**TO DO**
Leaving out the pictures, please retype each record exactly.

Stored data entries:
"""
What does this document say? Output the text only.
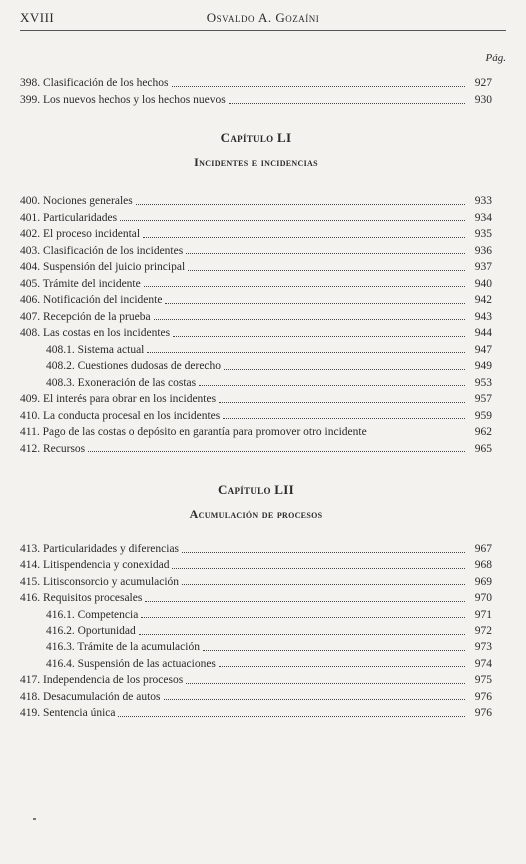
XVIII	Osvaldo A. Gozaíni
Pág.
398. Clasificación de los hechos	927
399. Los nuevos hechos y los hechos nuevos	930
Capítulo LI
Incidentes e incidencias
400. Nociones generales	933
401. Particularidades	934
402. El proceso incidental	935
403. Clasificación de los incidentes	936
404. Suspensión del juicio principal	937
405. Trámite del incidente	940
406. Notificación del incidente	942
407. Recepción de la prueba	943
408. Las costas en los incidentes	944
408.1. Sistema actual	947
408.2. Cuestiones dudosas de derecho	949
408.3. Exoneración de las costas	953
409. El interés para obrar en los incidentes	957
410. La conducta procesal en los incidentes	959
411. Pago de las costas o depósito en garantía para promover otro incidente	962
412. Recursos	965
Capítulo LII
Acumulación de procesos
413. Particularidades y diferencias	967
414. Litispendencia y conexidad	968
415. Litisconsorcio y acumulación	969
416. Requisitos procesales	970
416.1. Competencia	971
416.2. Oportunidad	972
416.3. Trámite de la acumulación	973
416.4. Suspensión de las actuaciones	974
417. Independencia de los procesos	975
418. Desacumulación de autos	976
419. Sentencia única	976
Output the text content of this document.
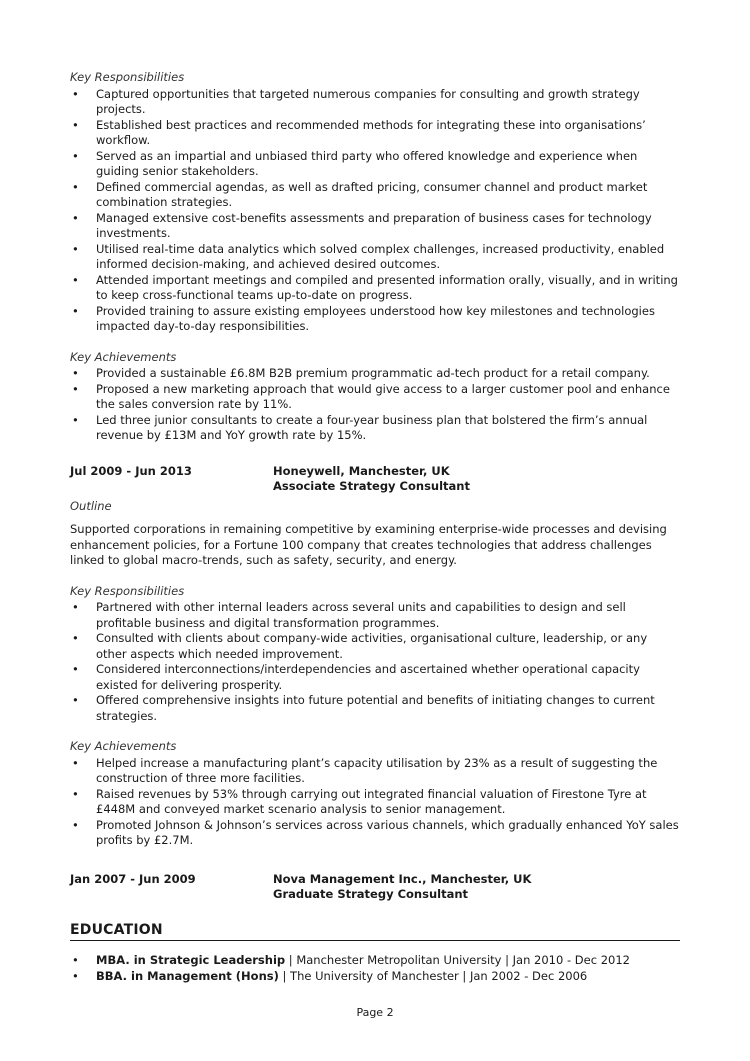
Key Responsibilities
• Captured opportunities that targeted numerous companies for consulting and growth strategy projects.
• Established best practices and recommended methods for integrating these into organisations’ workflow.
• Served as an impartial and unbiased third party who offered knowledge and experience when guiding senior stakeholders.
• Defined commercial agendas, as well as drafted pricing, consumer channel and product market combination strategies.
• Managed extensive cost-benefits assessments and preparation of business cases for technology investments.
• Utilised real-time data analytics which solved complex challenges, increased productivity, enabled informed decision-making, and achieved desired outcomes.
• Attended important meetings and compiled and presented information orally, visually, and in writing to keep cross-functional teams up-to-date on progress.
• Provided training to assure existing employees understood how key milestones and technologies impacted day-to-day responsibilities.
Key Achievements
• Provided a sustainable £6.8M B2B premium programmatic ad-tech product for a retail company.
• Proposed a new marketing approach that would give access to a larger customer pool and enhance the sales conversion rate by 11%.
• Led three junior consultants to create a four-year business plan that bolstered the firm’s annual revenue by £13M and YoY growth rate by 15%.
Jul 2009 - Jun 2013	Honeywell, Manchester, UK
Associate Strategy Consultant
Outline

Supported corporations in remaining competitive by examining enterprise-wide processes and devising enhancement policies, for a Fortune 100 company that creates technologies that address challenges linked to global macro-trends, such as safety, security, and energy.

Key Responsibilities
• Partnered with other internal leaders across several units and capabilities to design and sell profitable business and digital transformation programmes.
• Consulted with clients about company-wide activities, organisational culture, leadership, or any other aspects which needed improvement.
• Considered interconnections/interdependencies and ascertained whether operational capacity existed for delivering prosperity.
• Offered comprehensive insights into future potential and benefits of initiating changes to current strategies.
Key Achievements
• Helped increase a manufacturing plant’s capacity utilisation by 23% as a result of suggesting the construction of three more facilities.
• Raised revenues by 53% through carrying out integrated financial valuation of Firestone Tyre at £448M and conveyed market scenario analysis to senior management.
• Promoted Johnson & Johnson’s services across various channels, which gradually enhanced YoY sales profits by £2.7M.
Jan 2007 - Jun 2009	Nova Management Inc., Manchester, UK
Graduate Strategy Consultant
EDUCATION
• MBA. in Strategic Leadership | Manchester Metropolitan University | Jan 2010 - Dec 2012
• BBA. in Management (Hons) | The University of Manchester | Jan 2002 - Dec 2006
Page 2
"""
**FULL SOLUTION**
What does this document say? Output the text only.
XVIII	Osvaldo A. Gozaíni
Pág.
398. Clasificación de los hechos	927
399. Los nuevos hechos y los hechos nuevos	930
Capítulo LI
Incidentes e incidencias
400. Nociones generales	933
401. Particularidades	934
402. El proceso incidental	935
403. Clasificación de los incidentes	936
404. Suspensión del juicio principal	937
405. Trámite del incidente	940
406. Notificación del incidente	942
407. Recepción de la prueba	943
408. Las costas en los incidentes	944
408.1. Sistema actual	947
408.2. Cuestiones dudosas de derecho	949
408.3. Exoneración de las costas	953
409. El interés para obrar en los incidentes	957
410. La conducta procesal en los incidentes	959
411. Pago de las costas o depósito en garantía para promover otro incidente	962
412. Recursos	965
Capítulo LII
Acumulación de procesos
413. Particularidades y diferencias	967
414. Litispendencia y conexidad	968
415. Litisconsorcio y acumulación	969
416. Requisitos procesales	970
416.1. Competencia	971
416.2. Oportunidad	972
416.3. Trámite de la acumulación	973
416.4. Suspensión de las actuaciones	974
417. Independencia de los procesos	975
418. Desacumulación de autos	976
419. Sentencia única	976
Output the text content of this document.
Key Responsibilities
• Captured opportunities that targeted numerous companies for consulting and growth strategy projects.
• Established best practices and recommended methods for integrating these into organisations’ workflow.
• Served as an impartial and unbiased third party who offered knowledge and experience when guiding senior stakeholders.
• Defined commercial agendas, as well as drafted pricing, consumer channel and product market combination strategies.
• Managed extensive cost-benefits assessments and preparation of business cases for technology investments.
• Utilised real-time data analytics which solved complex challenges, increased productivity, enabled informed decision-making, and achieved desired outcomes.
• Attended important meetings and compiled and presented information orally, visually, and in writing to keep cross-functional teams up-to-date on progress.
• Provided training to assure existing employees understood how key milestones and technologies impacted day-to-day responsibilities.
Key Achievements
• Provided a sustainable £6.8M B2B premium programmatic ad-tech product for a retail company.
• Proposed a new marketing approach that would give access to a larger customer pool and enhance the sales conversion rate by 11%.
• Led three junior consultants to create a four-year business plan that bolstered the firm’s annual revenue by £13M and YoY growth rate by 15%.
Jul 2009 - Jun 2013	Honeywell, Manchester, UK
Associate Strategy Consultant
Outline

Supported corporations in remaining competitive by examining enterprise-wide processes and devising enhancement policies, for a Fortune 100 company that creates technologies that address challenges linked to global macro-trends, such as safety, security, and energy.

Key Responsibilities
• Partnered with other internal leaders across several units and capabilities to design and sell profitable business and digital transformation programmes.
• Consulted with clients about company-wide activities, organisational culture, leadership, or any other aspects which needed improvement.
• Considered interconnections/interdependencies and ascertained whether operational capacity existed for delivering prosperity.
• Offered comprehensive insights into future potential and benefits of initiating changes to current strategies.
Key Achievements
• Helped increase a manufacturing plant’s capacity utilisation by 23% as a result of suggesting the construction of three more facilities.
• Raised revenues by 53% through carrying out integrated financial valuation of Firestone Tyre at £448M and conveyed market scenario analysis to senior management.
• Promoted Johnson & Johnson’s services across various channels, which gradually enhanced YoY sales profits by £2.7M.
Jan 2007 - Jun 2009	Nova Management Inc., Manchester, UK
Graduate Strategy Consultant
EDUCATION
• MBA. in Strategic Leadership | Manchester Metropolitan University | Jan 2010 - Dec 2012
• BBA. in Management (Hons) | The University of Manchester | Jan 2002 - Dec 2006
Page 2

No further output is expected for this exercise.